#### DATASET ENTRIES
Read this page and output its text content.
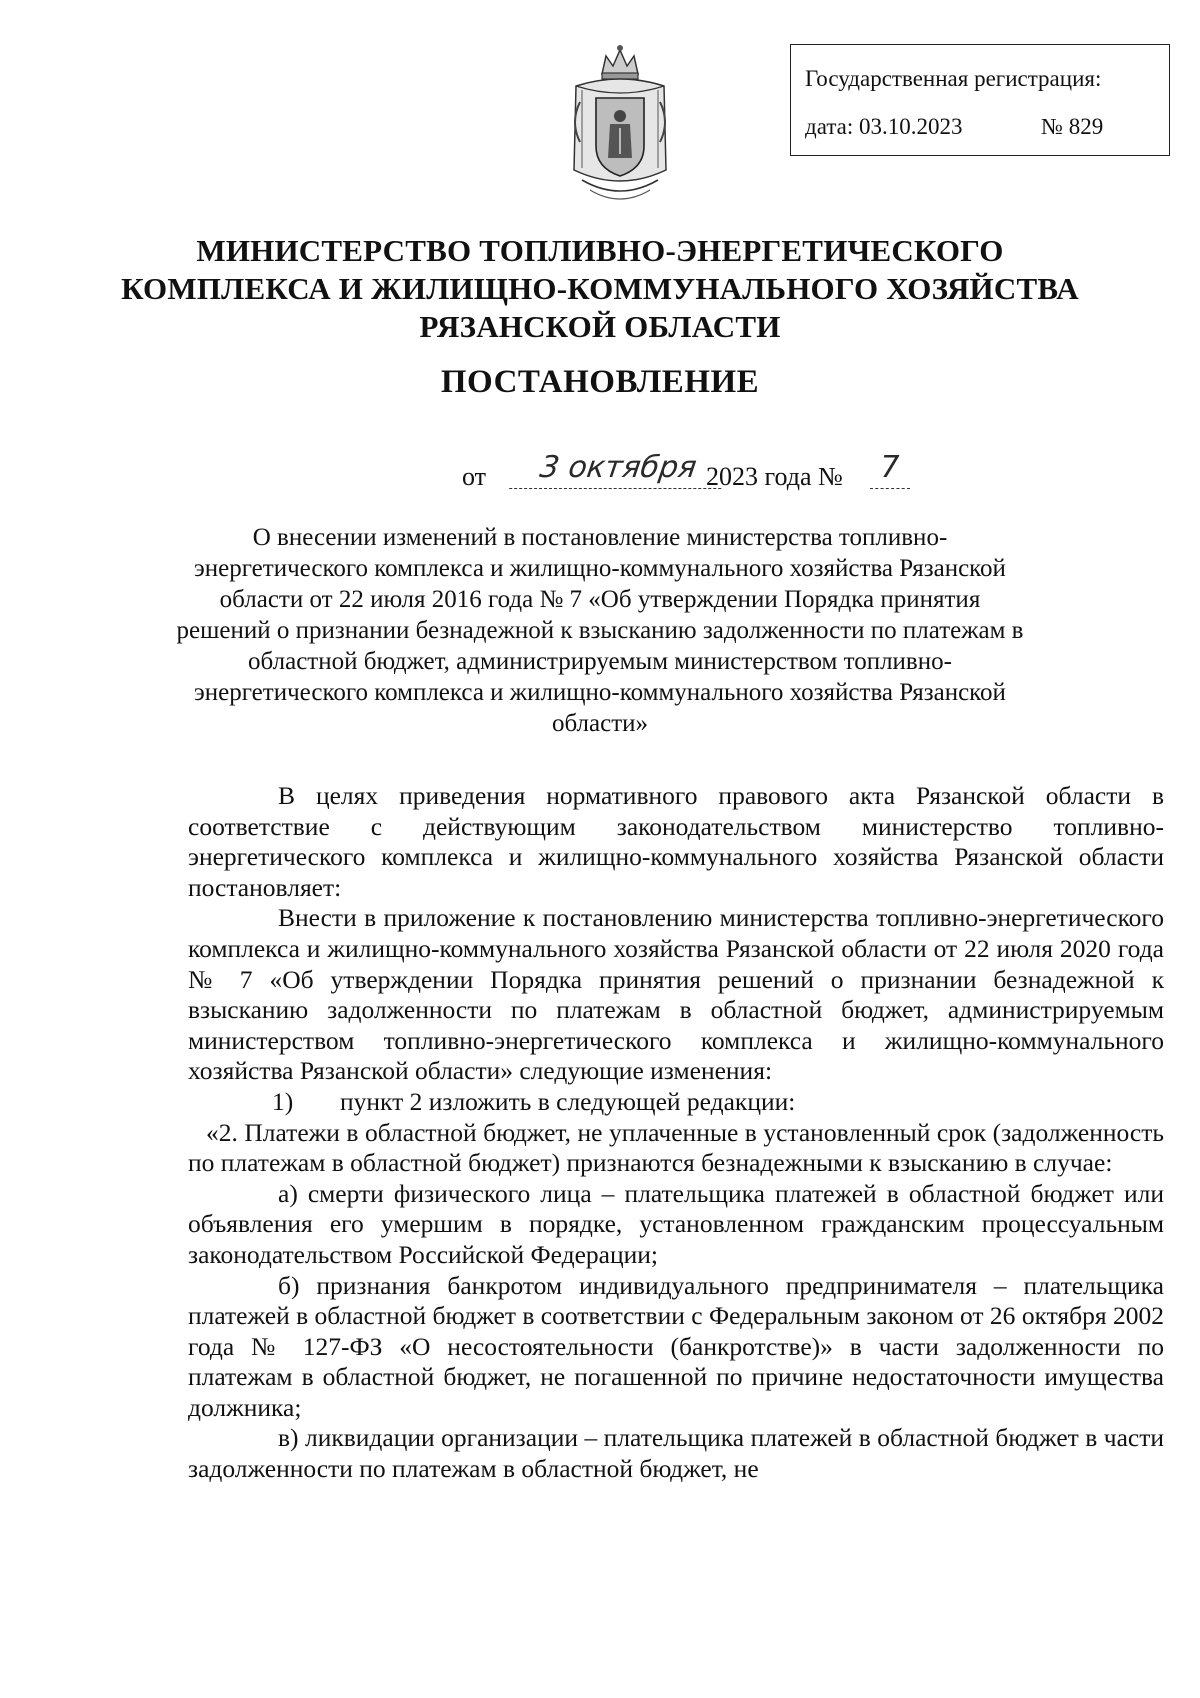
Государственная регистрация:
дата: 03.10.2023	№ 829
МИНИСТЕРСТВО ТОПЛИВНО-ЭНЕРГЕТИЧЕСКОГО
КОМПЛЕКСА И ЖИЛИЩНО-КОММУНАЛЬНОГО ХОЗЯЙСТВА
РЯЗАНСКОЙ ОБЛАСТИ
ПОСТАНОВЛЕНИЕ
от	3 октября 2023 года №	7
О внесении изменений в постановление министерства топливно-
энергетического комплекса и жилищно-коммунального хозяйства Рязанской
области от 22 июля 2016 года № 7 «Об утверждении Порядка принятия
решений о признании безнадежной к взысканию задолженности по платежам в
областной бюджет, администрируемым министерством топливно-
энергетического комплекса и жилищно-коммунального хозяйства Рязанской
области»

В целях приведения нормативного правового акта Рязанской области в соответствие с действующим законодательством министерство топливно-энергетического комплекса и жилищно-коммунального хозяйства Рязанской области постановляет:

Внести в приложение к постановлению министерства топливно-энергетического комплекса и жилищно-коммунального хозяйства Рязанской области от 22 июля 2020 года № 7 «Об утверждении Порядка принятия решений о признании безнадежной к взысканию задолженности по платежам в областной бюджет, администрируемым министерством топливно-энергетического комплекса и жилищно-коммунального хозяйства Рязанской области» следующие изменения:

1) пункт 2 изложить в следующей редакции:

«2. Платежи в областной бюджет, не уплаченные в установленный срок (задолженность по платежам в областной бюджет) признаются безнадежными к взысканию в случае:

а) смерти физического лица – плательщика платежей в областной бюджет или объявления его умершим в порядке, установленном гражданским процессуальным законодательством Российской Федерации;

б) признания банкротом индивидуального предпринимателя – плательщика платежей в областной бюджет в соответствии с Федеральным законом от 26 октября 2002 года № 127-ФЗ «О несостоятельности (банкротстве)» в части задолженности по платежам в областной бюджет, не погашенной по причине недостаточности имущества должника;

в) ликвидации организации – плательщика платежей в областной бюджет в части задолженности по платежам в областной бюджет, не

#### EXERCISE INSTRUCTIONS
Identify and copy lines that hold the string "безнадежной".

#### EXERCISE OUTPUT
решений о признании безнадежной к взысканию задолженности по платежам в
Внести в приложение к постановлению министерства топливно-энергетического комплекса и жилищно-коммунального хозяйства Рязанской области от 22 июля 2020 года № 7 «Об утверждении Порядка принятия решений о признании безнадежной к взысканию задолженности по платежам в областной бюджет, администрируемым министерством топливно-энергетического комплекса и жилищно-коммунального хозяйства Рязанской области» следующие изменения:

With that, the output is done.